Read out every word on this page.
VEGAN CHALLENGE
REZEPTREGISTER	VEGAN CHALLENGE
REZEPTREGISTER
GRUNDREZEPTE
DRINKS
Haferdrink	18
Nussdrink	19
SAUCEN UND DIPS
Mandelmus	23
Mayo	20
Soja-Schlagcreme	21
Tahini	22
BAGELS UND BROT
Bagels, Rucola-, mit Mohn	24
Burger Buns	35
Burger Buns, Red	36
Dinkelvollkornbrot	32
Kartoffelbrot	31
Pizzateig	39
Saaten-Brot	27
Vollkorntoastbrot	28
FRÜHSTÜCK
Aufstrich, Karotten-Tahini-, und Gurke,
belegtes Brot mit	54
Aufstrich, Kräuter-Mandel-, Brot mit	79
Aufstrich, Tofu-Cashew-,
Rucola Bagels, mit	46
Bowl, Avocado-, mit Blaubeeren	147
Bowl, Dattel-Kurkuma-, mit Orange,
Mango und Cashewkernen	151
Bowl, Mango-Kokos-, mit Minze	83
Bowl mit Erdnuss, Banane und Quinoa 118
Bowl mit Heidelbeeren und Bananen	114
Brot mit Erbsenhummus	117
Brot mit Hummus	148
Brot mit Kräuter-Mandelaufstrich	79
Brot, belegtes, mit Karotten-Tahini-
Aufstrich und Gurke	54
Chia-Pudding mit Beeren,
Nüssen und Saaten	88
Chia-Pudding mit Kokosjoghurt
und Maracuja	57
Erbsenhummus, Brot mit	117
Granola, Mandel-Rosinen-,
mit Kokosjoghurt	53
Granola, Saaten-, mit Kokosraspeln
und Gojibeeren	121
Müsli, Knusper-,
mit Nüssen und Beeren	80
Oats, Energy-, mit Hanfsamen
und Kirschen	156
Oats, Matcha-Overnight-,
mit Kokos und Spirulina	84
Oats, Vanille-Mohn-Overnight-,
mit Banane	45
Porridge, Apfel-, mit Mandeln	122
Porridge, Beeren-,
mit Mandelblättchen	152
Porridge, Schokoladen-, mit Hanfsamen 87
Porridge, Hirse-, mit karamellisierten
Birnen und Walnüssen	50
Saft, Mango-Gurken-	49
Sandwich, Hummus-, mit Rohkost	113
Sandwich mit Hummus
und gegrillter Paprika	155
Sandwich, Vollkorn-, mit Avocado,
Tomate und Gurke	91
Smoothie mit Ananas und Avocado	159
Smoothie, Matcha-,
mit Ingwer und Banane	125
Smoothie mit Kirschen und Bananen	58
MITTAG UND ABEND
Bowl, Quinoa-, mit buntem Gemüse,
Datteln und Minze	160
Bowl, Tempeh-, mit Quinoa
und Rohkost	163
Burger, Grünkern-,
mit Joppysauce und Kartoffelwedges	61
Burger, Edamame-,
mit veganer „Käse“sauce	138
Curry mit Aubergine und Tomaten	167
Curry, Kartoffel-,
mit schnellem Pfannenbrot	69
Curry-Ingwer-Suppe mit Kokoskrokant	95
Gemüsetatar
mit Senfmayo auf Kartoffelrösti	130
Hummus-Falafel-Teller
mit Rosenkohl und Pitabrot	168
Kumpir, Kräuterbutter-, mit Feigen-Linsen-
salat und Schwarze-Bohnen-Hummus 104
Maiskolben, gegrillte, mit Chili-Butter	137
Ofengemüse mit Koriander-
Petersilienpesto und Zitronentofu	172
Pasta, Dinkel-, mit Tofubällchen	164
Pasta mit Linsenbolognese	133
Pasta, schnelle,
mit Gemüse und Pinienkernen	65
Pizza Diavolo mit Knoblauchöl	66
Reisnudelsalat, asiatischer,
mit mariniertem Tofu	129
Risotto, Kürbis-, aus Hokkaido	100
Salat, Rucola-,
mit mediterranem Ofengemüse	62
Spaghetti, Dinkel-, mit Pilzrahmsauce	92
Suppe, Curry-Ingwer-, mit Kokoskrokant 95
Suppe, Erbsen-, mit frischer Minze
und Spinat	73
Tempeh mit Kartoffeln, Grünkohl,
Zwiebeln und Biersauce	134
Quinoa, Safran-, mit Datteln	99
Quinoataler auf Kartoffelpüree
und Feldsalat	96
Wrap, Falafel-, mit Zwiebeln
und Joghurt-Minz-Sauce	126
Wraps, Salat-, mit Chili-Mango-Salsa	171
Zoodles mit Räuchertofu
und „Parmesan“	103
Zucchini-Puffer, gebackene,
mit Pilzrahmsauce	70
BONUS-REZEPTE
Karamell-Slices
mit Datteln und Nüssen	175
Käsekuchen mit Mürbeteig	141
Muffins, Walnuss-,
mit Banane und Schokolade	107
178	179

● SET EXERCISE
Return each line where "Pilzrahmsauce" shows up.

● TASK OUTPUT
Spaghetti, Dinkel-, mit Pilzrahmsauce	92
mit Pilzrahmsauce	70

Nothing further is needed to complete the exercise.